Return the entries below verbatim. Pictures stay out.

Provided data ::
......

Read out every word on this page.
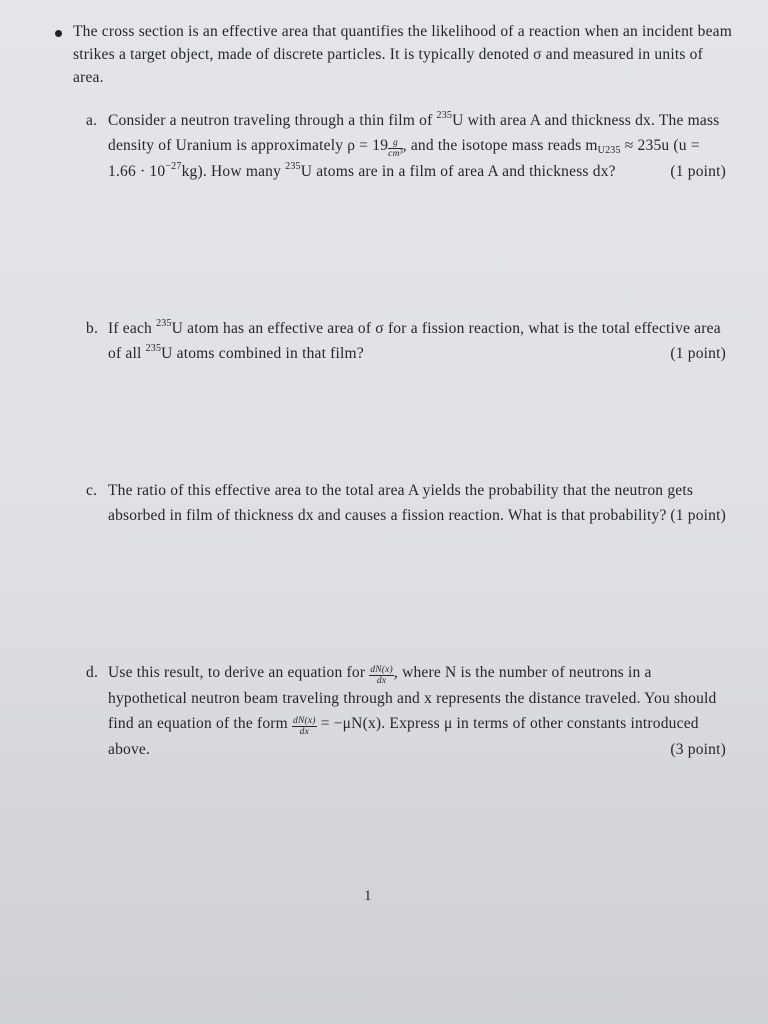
The cross section is an effective area that quantifies the likelihood of a reaction when an incident beam strikes a target object, made of discrete particles. It is typically denoted σ and measured in units of area.

a. Consider a neutron traveling through a thin film of $^{235}$U with area A and thickness dx. The mass density of Uranium is approximately $\rho = 19 \frac{g}{\text{cm³}}$ , and the isotope mass reads $m_{U235} \approx 235u$ $(u = 1.66 \cdot 10^{-27}kg)$. How many $^{235}$U atoms are in a film of area A and thickness dx?	(1 point)
b. If each $^{235}$U atom has an effective area of σ for a fission reaction, what is the total effective area of all $^{235}$U atoms combined in that film?	(1 point)
c. The ratio of this effective area to the total area A yields the probability that the neutron gets absorbed in film of thickness dx and causes a fission reaction. What is that probability? (1 point)
d. Use this result, to derive an equation for $\frac{dN(x)}{dx}$ , where N is the number of neutrons in a hypothetical neutron beam traveling through and x represents the distance traveled. You should find an equation of the form $\frac{dN(x)}{dx} = -\mu N(x)$. Express μ in terms of other constants introduced above.	(3 point)
1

......

Correct result ::
Read out every word on this page.
The cross section is an effective area that quantifies the likelihood of a reaction when an incident beam strikes a target object, made of discrete particles. It is typically denoted σ and measured in units of area.

a. Consider a neutron traveling through a thin film of $^{235}$U with area A and thickness dx. The mass density of Uranium is approximately $\rho = 19 \frac{g}{\text{cm³}}$ , and the isotope mass reads $m_{U235} \approx 235u$ $(u = 1.66 \cdot 10^{-27}kg)$. How many $^{235}$U atoms are in a film of area A and thickness dx?	(1 point)
b. If each $^{235}$U atom has an effective area of σ for a fission reaction, what is the total effective area of all $^{235}$U atoms combined in that film?	(1 point)
c. The ratio of this effective area to the total area A yields the probability that the neutron gets absorbed in film of thickness dx and causes a fission reaction. What is that probability? (1 point)
d. Use this result, to derive an equation for $\frac{dN(x)}{dx}$ , where N is the number of neutrons in a hypothetical neutron beam traveling through and x represents the distance traveled. You should find an equation of the form $\frac{dN(x)}{dx} = -\mu N(x)$. Express μ in terms of other constants introduced above.	(3 point)
1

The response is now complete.